Written request: Transcribe each of the records below exactly, excluding all pictures.

Information given:

_ _ _

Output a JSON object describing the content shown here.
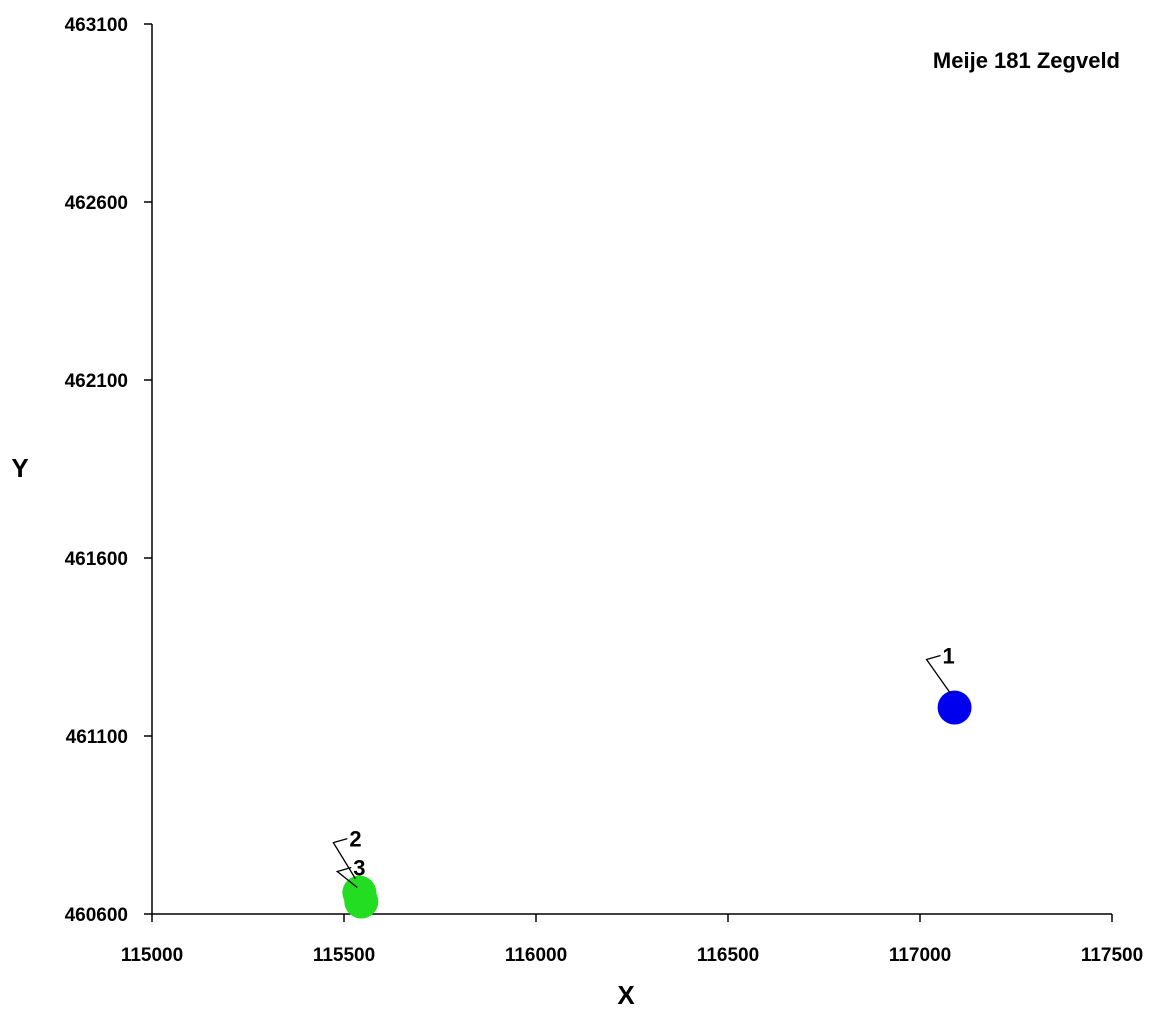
{
  "chart_data": {
    "type": "scatter",
    "title": "Meije 181 Zegveld",
    "xlabel": "X",
    "ylabel": "Y",
    "xlim": [
      115000,
      117500
    ],
    "ylim": [
      460600,
      463100
    ],
    "x_ticks": [
      115000,
      115500,
      116000,
      116500,
      117000,
      117500
    ],
    "y_ticks": [
      460600,
      461100,
      461600,
      462100,
      462600,
      463100
    ],
    "grid": false,
    "legend": "none",
    "points": [
      {
        "label": "1",
        "x": 117090,
        "y": 461180,
        "color": "#0000ee"
      },
      {
        "label": "2",
        "x": 115540,
        "y": 460660,
        "color": "#22dd22"
      },
      {
        "label": "3",
        "x": 115545,
        "y": 460635,
        "color": "#22dd22"
      }
    ]
  }
}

_ _ _

Problem solution:
Output a JSON object describing the content shown here.
{
  "chart_data": {
    "type": "scatter",
    "title": "Meije 181 Zegveld",
    "xlabel": "X",
    "ylabel": "Y",
    "xlim": [
      115000,
      117500
    ],
    "ylim": [
      460600,
      463100
    ],
    "x_ticks": [
      115000,
      115500,
      116000,
      116500,
      117000,
      117500
    ],
    "y_ticks": [
      460600,
      461100,
      461600,
      462100,
      462600,
      463100
    ],
    "grid": false,
    "legend": "none",
    "points": [
      {
        "label": "1",
        "x": 117090,
        "y": 461180,
        "color": "#0000ee"
      },
      {
        "label": "2",
        "x": 115540,
        "y": 460660,
        "color": "#22dd22"
      },
      {
        "label": "3",
        "x": 115545,
        "y": 460635,
        "color": "#22dd22"
      }
    ]
  }
}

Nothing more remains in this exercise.